WHAT THE EXERCISE ASKS: Reproduce the listing exactly and skip over any pictures.

DATA FOR PROCESSING:
[START]

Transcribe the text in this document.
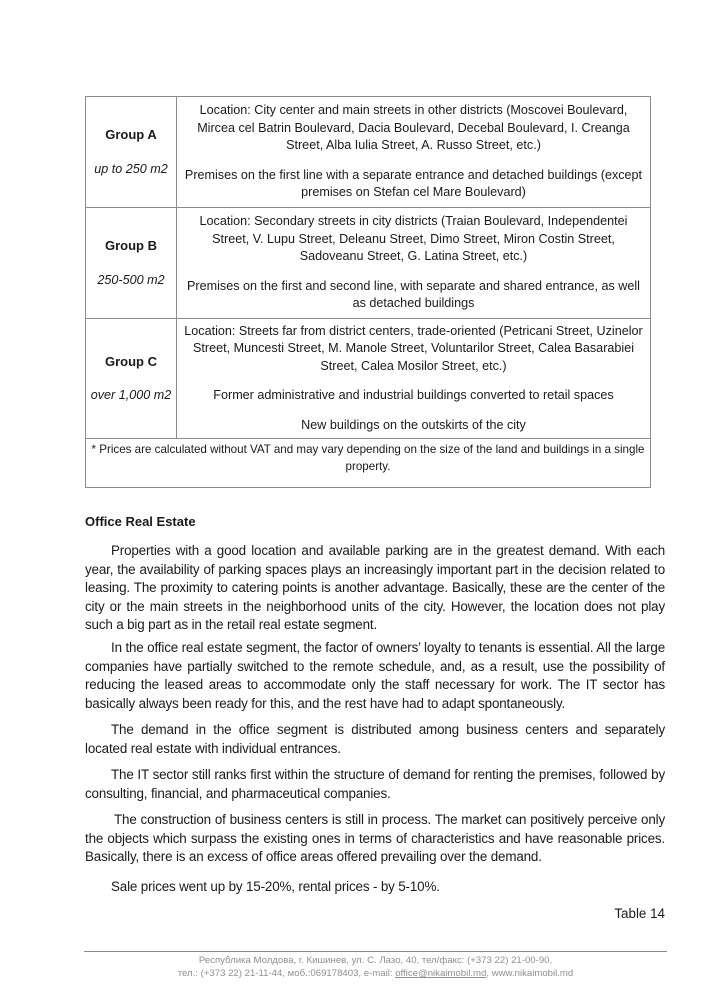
Group A
up to 250 m2

Location: City center and main streets in other districts (Moscovei Boulevard, Mircea cel Batrin Boulevard, Dacia Boulevard, Decebal Boulevard, I. Creanga Street, Alba Iulia Street, A. Russo Street, etc.)

Premises on the first line with a separate entrance and detached buildings (except premises on Stefan cel Mare Boulevard)

Group B
250-500 m2

Location: Secondary streets in city districts (Traian Boulevard, Independentei Street, V. Lupu Street, Deleanu Street, Dimo Street, Miron Costin Street, Sadoveanu Street, G. Latina Street, etc.)

Premises on the first and second line, with separate and shared entrance, as well as detached buildings

Group C
over 1,000 m2

Location: Streets far from district centers, trade-oriented (Petricani Street, Uzinelor Street, Muncesti Street, M. Manole Street, Voluntarilor Street, Calea Basarabiei Street, Calea Mosilor Street, etc.)

Former administrative and industrial buildings converted to retail spaces

New buildings on the outskirts of the city

* Prices are calculated without VAT and may vary depending on the size of the land and buildings in a single property.	
Office Real Estate

Properties with a good location and available parking are in the greatest demand. With each year, the availability of parking spaces plays an increasingly important part in the decision related to leasing. The proximity to catering points is another advantage. Basically, these are the center of the city or the main streets in the neighborhood units of the city. However, the location does not play such a big part as in the retail real estate segment.

In the office real estate segment, the factor of owners’ loyalty to tenants is essential. All the large companies have partially switched to the remote schedule, and, as a result, use the possibility of reducing the leased areas to accommodate only the staff necessary for work. The IT sector has basically always been ready for this, and the rest have had to adapt spontaneously.

The demand in the office segment is distributed among business centers and separately located real estate with individual entrances.

The IT sector still ranks first within the structure of demand for renting the premises, followed by consulting, financial, and pharmaceutical companies.

The construction of business centers is still in process. The market can positively perceive only the objects which surpass the existing ones in terms of characteristics and have reasonable prices. Basically, there is an excess of office areas offered prevailing over the demand.

Sale prices went up by 15-20%, rental prices - by 5-10%.

Table 14
Республика Молдова, г. Кишинев, ул. С. Лазо, 40, тел/факс: (+373 22) 21-00-90,
тел.: (+373 22) 21-11-44, моб.:069178403, e-mail: office@nikaimobil.md, www.nikaimobil.md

[END]

THE ANSWER:
Transcribe the text in this document.
Group A
up to 250 m2

Location: City center and main streets in other districts (Moscovei Boulevard, Mircea cel Batrin Boulevard, Dacia Boulevard, Decebal Boulevard, I. Creanga Street, Alba Iulia Street, A. Russo Street, etc.)

Premises on the first line with a separate entrance and detached buildings (except premises on Stefan cel Mare Boulevard)

Group B
250-500 m2

Location: Secondary streets in city districts (Traian Boulevard, Independentei Street, V. Lupu Street, Deleanu Street, Dimo Street, Miron Costin Street, Sadoveanu Street, G. Latina Street, etc.)

Premises on the first and second line, with separate and shared entrance, as well as detached buildings

Group C
over 1,000 m2

Location: Streets far from district centers, trade-oriented (Petricani Street, Uzinelor Street, Muncesti Street, M. Manole Street, Voluntarilor Street, Calea Basarabiei Street, Calea Mosilor Street, etc.)

Former administrative and industrial buildings converted to retail spaces

New buildings on the outskirts of the city

* Prices are calculated without VAT and may vary depending on the size of the land and buildings in a single property.	
Office Real Estate

Properties with a good location and available parking are in the greatest demand. With each year, the availability of parking spaces plays an increasingly important part in the decision related to leasing. The proximity to catering points is another advantage. Basically, these are the center of the city or the main streets in the neighborhood units of the city. However, the location does not play such a big part as in the retail real estate segment.

In the office real estate segment, the factor of owners’ loyalty to tenants is essential. All the large companies have partially switched to the remote schedule, and, as a result, use the possibility of reducing the leased areas to accommodate only the staff necessary for work. The IT sector has basically always been ready for this, and the rest have had to adapt spontaneously.

The demand in the office segment is distributed among business centers and separately located real estate with individual entrances.

The IT sector still ranks first within the structure of demand for renting the premises, followed by consulting, financial, and pharmaceutical companies.

The construction of business centers is still in process. The market can positively perceive only the objects which surpass the existing ones in terms of characteristics and have reasonable prices. Basically, there is an excess of office areas offered prevailing over the demand.

Sale prices went up by 15-20%, rental prices - by 5-10%.

Table 14
Республика Молдова, г. Кишинев, ул. С. Лазо, 40, тел/факс: (+373 22) 21-00-90,
тел.: (+373 22) 21-11-44, моб.:069178403, e-mail: office@nikaimobil.md, www.nikaimobil.md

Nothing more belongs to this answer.